* ITEMS
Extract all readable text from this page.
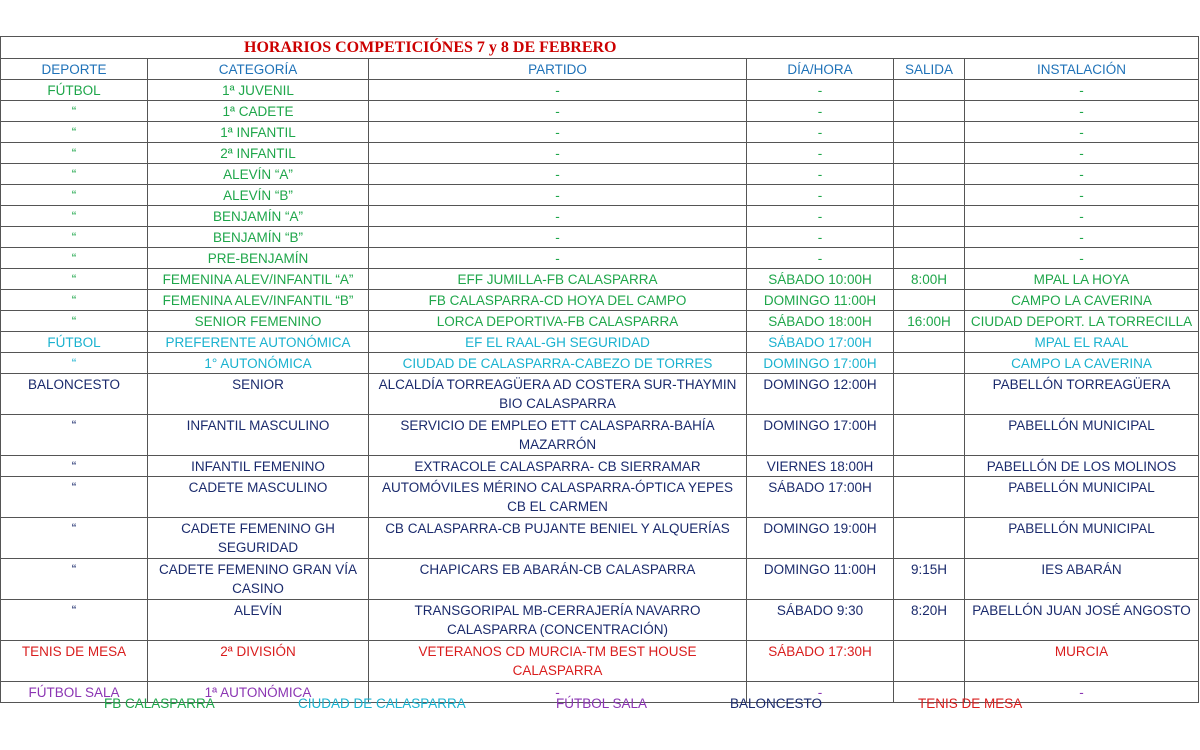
HORARIOS COMPETICIÓNES 7 y 8 DE FEBRERO					
DEPORTE	CATEGORÍA	PARTIDO	DÍA/HORA	SALIDA	INSTALACIÓN
FÚTBOL	1ª JUVENIL	-	-		-
“	1ª CADETE	-	-		-
“	1ª INFANTIL	-	-		-
“	2ª INFANTIL	-	-		-
“	ALEVÍN “A”	-	-		-
“	ALEVÍN “B”	-	-		-
“	BENJAMÍN “A”	-	-		-
“	BENJAMÍN “B”	-	-		-
“	PRE-BENJAMÍN	-	-		-
“	FEMENINA ALEV/INFANTIL “A”	EFF JUMILLA-FB CALASPARRA	SÁBADO 10:00H	8:00H	MPAL LA HOYA
“	FEMENINA ALEV/INFANTIL “B”	FB CALASPARRA-CD HOYA DEL CAMPO	DOMINGO 11:00H		CAMPO LA CAVERINA
“	SENIOR FEMENINO	LORCA DEPORTIVA-FB CALASPARRA	SÁBADO 18:00H	16:00H	CIUDAD DEPORT. LA TORRECILLA
FÚTBOL	PREFERENTE AUTONÓMICA	EF EL RAAL-GH SEGURIDAD	SÁBADO 17:00H		MPAL EL RAAL
“	1° AUTONÓMICA	CIUDAD DE CALASPARRA-CABEZO DE TORRES	DOMINGO 17:00H		CAMPO LA CAVERINA
BALONCESTO	SENIOR	ALCALDÍA TORREAGÜERA AD COSTERA SUR-THAYMIN BIO CALASPARRA	DOMINGO 12:00H		PABELLÓN TORREAGÜERA
“	INFANTIL MASCULINO	SERVICIO DE EMPLEO ETT CALASPARRA-BAHÍA MAZARRÓN	DOMINGO 17:00H		PABELLÓN MUNICIPAL
“	INFANTIL FEMENINO	EXTRACOLE CALASPARRA- CB SIERRAMAR	VIERNES 18:00H		PABELLÓN DE LOS MOLINOS
“	CADETE MASCULINO	AUTOMÓVILES MÉRINO CALASPARRA-ÓPTICA YEPES CB EL CARMEN	SÁBADO 17:00H		PABELLÓN MUNICIPAL
“	CADETE FEMENINO GH SEGURIDAD	CB CALASPARRA-CB PUJANTE BENIEL Y ALQUERÍAS	DOMINGO 19:00H		PABELLÓN MUNICIPAL
“	CADETE FEMENINO GRAN VÍA CASINO	CHAPICARS EB ABARÁN-CB CALASPARRA	DOMINGO 11:00H	9:15H	IES ABARÁN
“	ALEVÍN	TRANSGORIPAL MB-CERRAJERÍA NAVARRO CALASPARRA (CONCENTRACIÓN)	SÁBADO 9:30	8:20H	PABELLÓN JUAN JOSÉ ANGOSTO
TENIS DE MESA	2ª DIVISIÓN	VETERANOS CD MURCIA-TM BEST HOUSE CALASPARRA	SÁBADO 17:30H		MURCIA
FÚTBOL SALA	1ª AUTONÓMICA	-	-		-
FB CALASPARRA	CIUDAD DE CALASPARRA	FÚTBOL SALA	BALONCESTO	TENIS DE MESA
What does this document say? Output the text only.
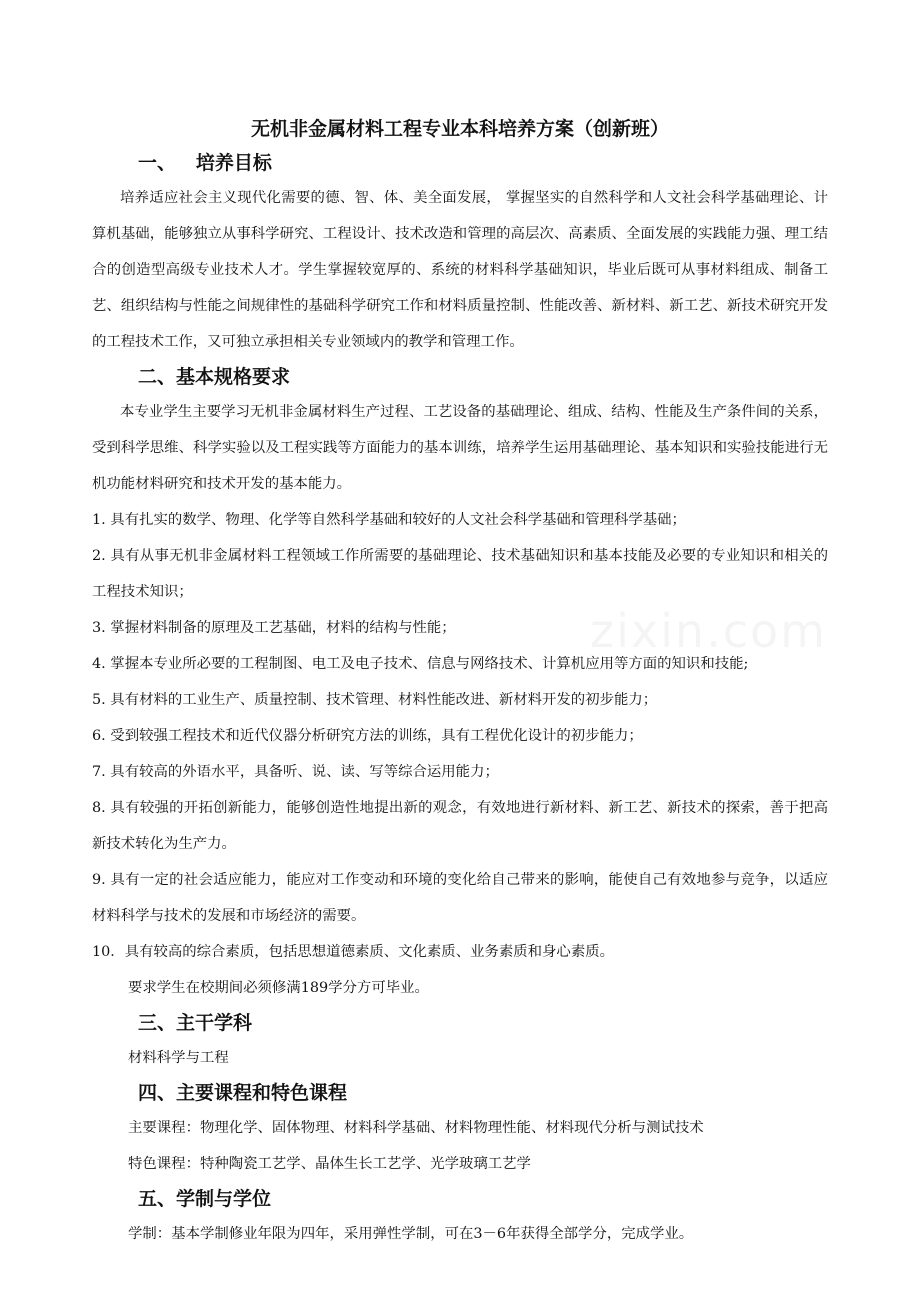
无机非金属材料工程专业本科培养方案（创新班）
一、   培养目标

培养适应社会主义现代化需要的德、智、体、美全面发展， 掌握坚实的自然科学和人文社会科学基础理论、计算机基础，能够独立从事科学研究、工程设计、技术改造和管理的高层次、高素质、全面发展的实践能力强、理工结合的创造型高级专业技术人才。学生掌握较宽厚的、系统的材料科学基础知识，毕业后既可从事材料组成、制备工艺、组织结构与性能之间规律性的基础科学研究工作和材料质量控制、性能改善、新材料、新工艺、新技术研究开发的工程技术工作，又可独立承担相关专业领域内的教学和管理工作。

二、基本规格要求

本专业学生主要学习无机非金属材料生产过程、工艺设备的基础理论、组成、结构、性能及生产条件间的关系，受到科学思维、科学实验以及工程实践等方面能力的基本训练，培养学生运用基础理论、基本知识和实验技能进行无机功能材料研究和技术开发的基本能力。

1. 具有扎实的数学、物理、化学等自然科学基础和较好的人文社会科学基础和管理科学基础；

2. 具有从事无机非金属材料工程领域工作所需要的基础理论、技术基础知识和基本技能及必要的专业知识和相关的工程技术知识；

3. 掌握材料制备的原理及工艺基础，材料的结构与性能；

4. 掌握本专业所必要的工程制图、电工及电子技术、信息与网络技术、计算机应用等方面的知识和技能;

5. 具有材料的工业生产、质量控制、技术管理、材料性能改进、新材料开发的初步能力；

6. 受到较强工程技术和近代仪器分析研究方法的训练，具有工程优化设计的初步能力；

7. 具有较高的外语水平，具备听、说、读、写等综合运用能力；

8. 具有较强的开拓创新能力，能够创造性地提出新的观念，有效地进行新材料、新工艺、新技术的探索，善于把高新技术转化为生产力。

9. 具有一定的社会适应能力，能应对工作变动和环境的变化给自己带来的影响，能使自己有效地参与竞争，以适应材料科学与技术的发展和市场经济的需要。

10．具有较高的综合素质，包括思想道德素质、文化素质、业务素质和身心素质。

要求学生在校期间必须修满189学分方可毕业。

三、主干学科

材料科学与工程

四、主要课程和特色课程

主要课程：物理化学、固体物理、材料科学基础、材料物理性能、材料现代分析与测试技术

特色课程：特种陶瓷工艺学、晶体生长工艺学、光学玻璃工艺学

五、学制与学位

学制：基本学制修业年限为四年，采用弹性学制，可在3－6年获得全部学分，完成学业。
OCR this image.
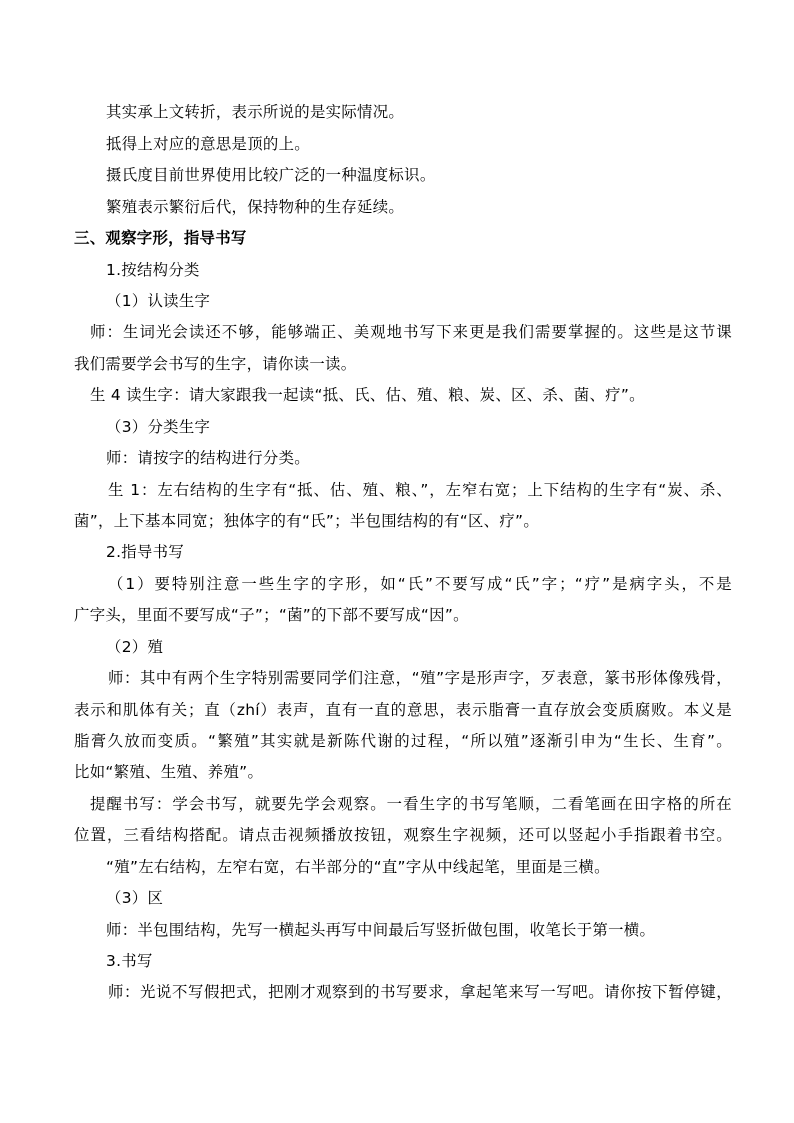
其实承上文转折，表示所说的是实际情况。
抵得上对应的意思是顶的上。
摄氏度目前世界使用比较广泛的一种温度标识。
繁殖表示繁衍后代，保持物种的生存延续。
三、观察字形，指导书写
1.按结构分类
（1）认读生字
师：生词光会读还不够，能够端正、美观地书写下来更是我们需要掌握的。这些是这节课
我们需要学会书写的生字，请你读一读。
生 4 读生字：请大家跟我一起读“抵、氏、估、殖、粮、炭、区、杀、菌、疗”。
（3）分类生字
师：请按字的结构进行分类。
生 1：左右结构的生字有“抵、估、殖、粮、”，左窄右宽；上下结构的生字有“炭、杀、
菌”，上下基本同宽；独体字的有“氏”；半包围结构的有“区、疗”。
2.指导书写
（1）要特别注意一些生字的字形，如“氏”不要写成“氏”字；“疗”是病字头，不是
广字头，里面不要写成“子”；“菌”的下部不要写成“因”。
（2）殖
师：其中有两个生字特别需要同学们注意，“殖”字是形声字，歹表意，篆书形体像残骨，
表示和肌体有关；直（zhí）表声，直有一直的意思，表示脂膏一直存放会变质腐败。本义是
脂膏久放而变质。“繁殖”其实就是新陈代谢的过程，“所以殖”逐渐引申为“生长、生育”。
比如“繁殖、生殖、养殖”。
提醒书写：学会书写，就要先学会观察。一看生字的书写笔顺，二看笔画在田字格的所在
位置，三看结构搭配。请点击视频播放按钮，观察生字视频，还可以竖起小手指跟着书空。
“殖”左右结构，左窄右宽，右半部分的“直”字从中线起笔，里面是三横。
（3）区
师：半包围结构，先写一横起头再写中间最后写竖折做包围，收笔长于第一横。
3.书写
师：光说不写假把式，把刚才观察到的书写要求，拿起笔来写一写吧。请你按下暂停键，
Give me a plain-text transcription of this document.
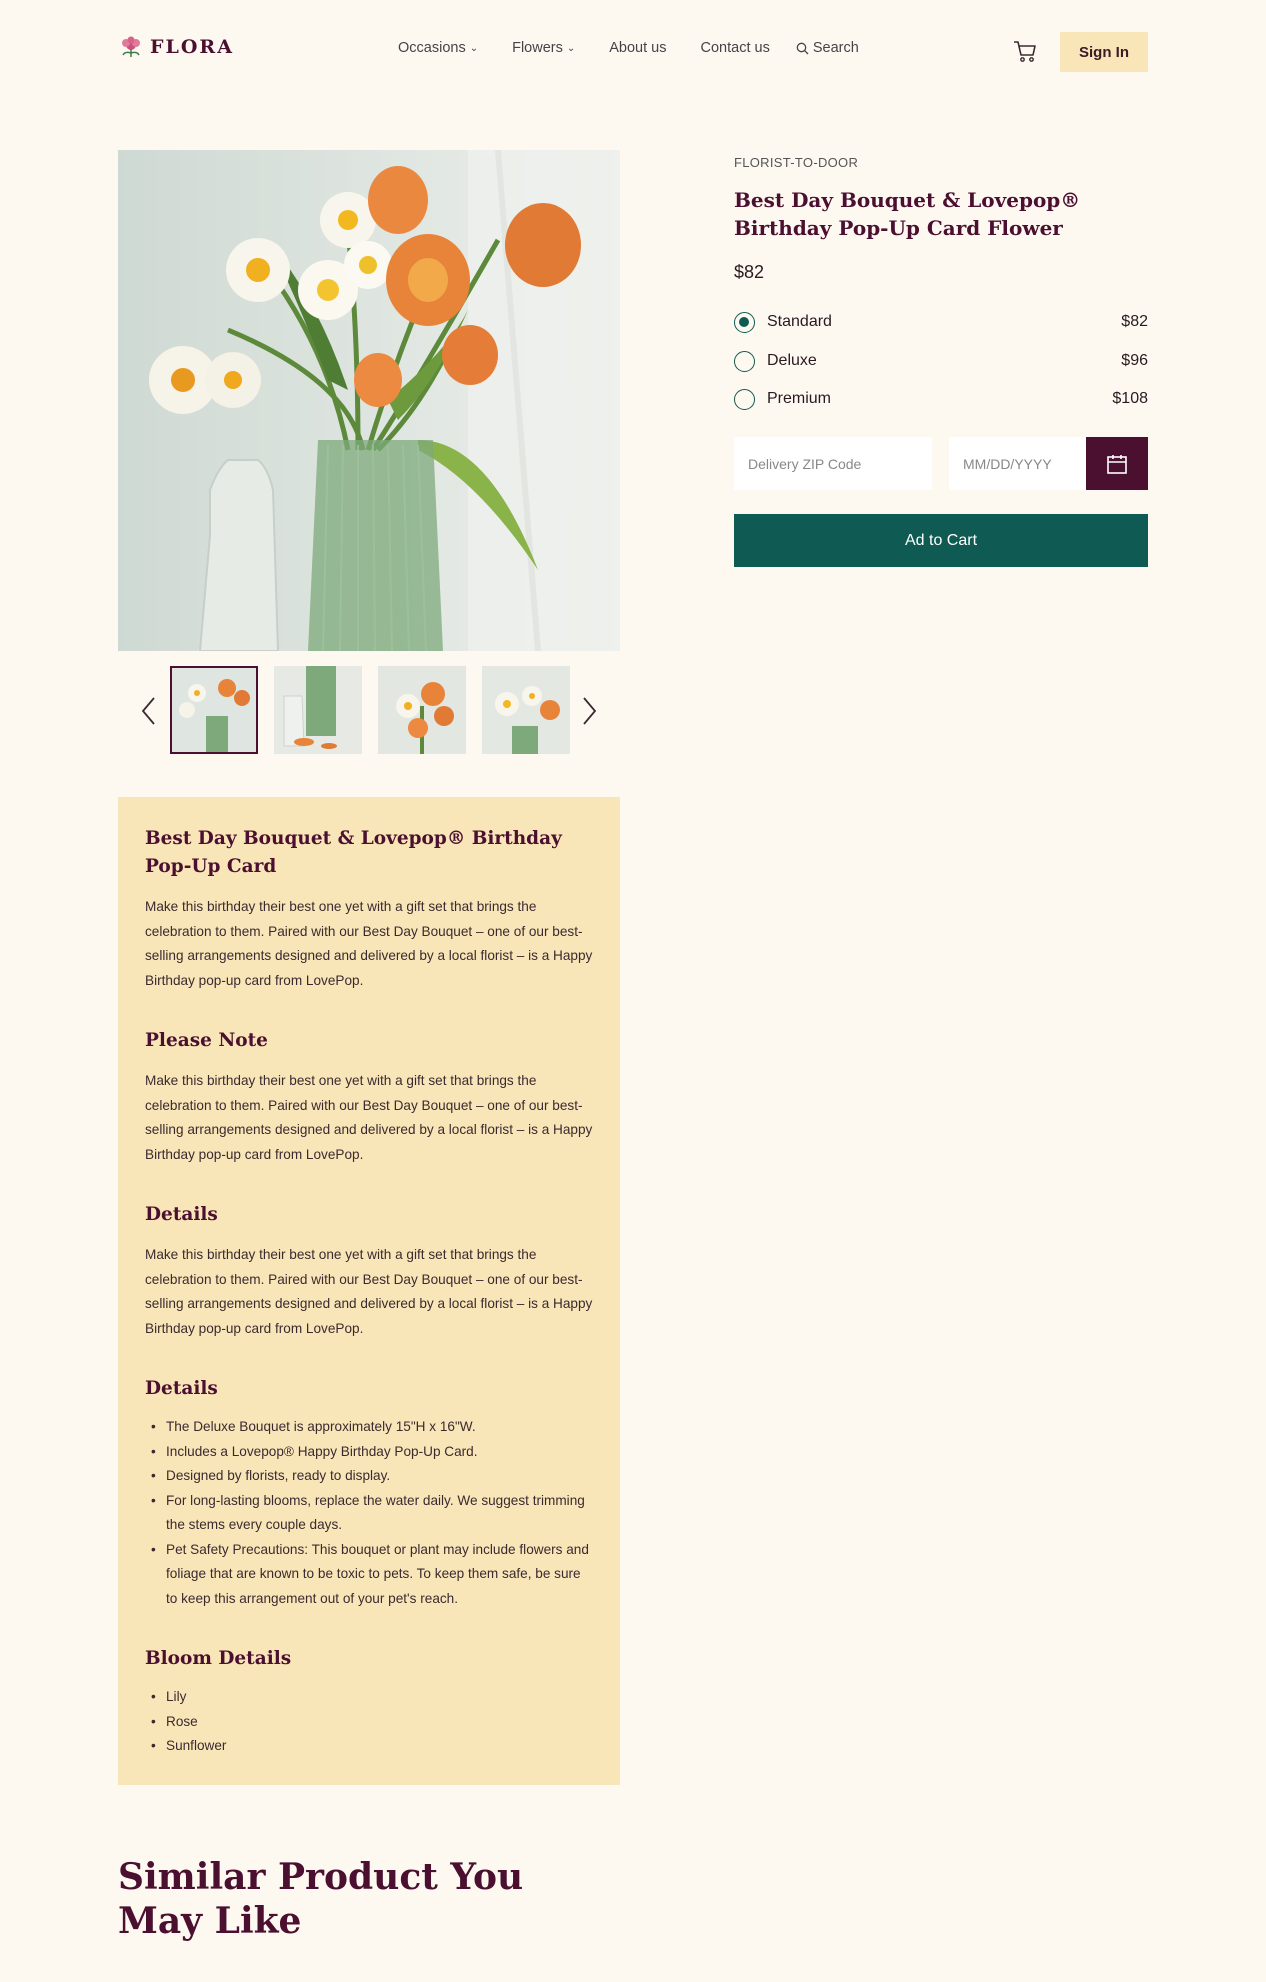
FLORA	Occasions ⌄ Flowers ⌄ About us Contact us	Search	Sign In
FLORIST-TO-DOOR
Best Day Bouquet & Lovepop® Birthday Pop-Up Card Flower
$82
Standard	$82
Deluxe	$96
Premium	$108
Delivery ZIP Code
MM/DD/YYYY
Ad to Cart
Best Day Bouquet & Lovepop® Birthday Pop-Up Card

Make this birthday their best one yet with a gift set that brings the celebration to them. Paired with our Best Day Bouquet – one of our best-selling arrangements designed and delivered by a local florist – is a Happy Birthday pop-up card from LovePop.

Please Note

Make this birthday their best one yet with a gift set that brings the celebration to them. Paired with our Best Day Bouquet – one of our best-selling arrangements designed and delivered by a local florist – is a Happy Birthday pop-up card from LovePop.

Details

Make this birthday their best one yet with a gift set that brings the celebration to them. Paired with our Best Day Bouquet – one of our best-selling arrangements designed and delivered by a local florist – is a Happy Birthday pop-up card from LovePop.

Details
• The Deluxe Bouquet is approximately 15"H x 16"W.
• Includes a Lovepop® Happy Birthday Pop-Up Card.
• Designed by florists, ready to display.
• For long-lasting blooms, replace the water daily. We suggest trimming the stems every couple days.
• Pet Safety Precautions: This bouquet or plant may include flowers and foliage that are known to be toxic to pets. To keep them safe, be sure to keep this arrangement out of your pet's reach.
Bloom Details
• Lily
• Rose
• Sunflower
Similar Product You May Like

* REQUIRED WORK
Copy exactly the lines from the line containing "Give me a plain-text" through the last line of the records above, both included, and leave out any pictures.

* FINAL RESULT
Give me a plain-text transcription of this document.
FLORA	Occasions ⌄ Flowers ⌄ About us Contact us	Search	Sign In
FLORIST-TO-DOOR
Best Day Bouquet & Lovepop® Birthday Pop-Up Card Flower
$82
Standard	$82
Deluxe	$96
Premium	$108
Delivery ZIP Code
MM/DD/YYYY
Ad to Cart
Best Day Bouquet & Lovepop® Birthday Pop-Up Card

Make this birthday their best one yet with a gift set that brings the celebration to them. Paired with our Best Day Bouquet – one of our best-selling arrangements designed and delivered by a local florist – is a Happy Birthday pop-up card from LovePop.

Please Note

Make this birthday their best one yet with a gift set that brings the celebration to them. Paired with our Best Day Bouquet – one of our best-selling arrangements designed and delivered by a local florist – is a Happy Birthday pop-up card from LovePop.

Details

Make this birthday their best one yet with a gift set that brings the celebration to them. Paired with our Best Day Bouquet – one of our best-selling arrangements designed and delivered by a local florist – is a Happy Birthday pop-up card from LovePop.

Details
• The Deluxe Bouquet is approximately 15"H x 16"W.
• Includes a Lovepop® Happy Birthday Pop-Up Card.
• Designed by florists, ready to display.
• For long-lasting blooms, replace the water daily. We suggest trimming the stems every couple days.
• Pet Safety Precautions: This bouquet or plant may include flowers and foliage that are known to be toxic to pets. To keep them safe, be sure to keep this arrangement out of your pet's reach.
Bloom Details
• Lily
• Rose
• Sunflower
Similar Product You May Like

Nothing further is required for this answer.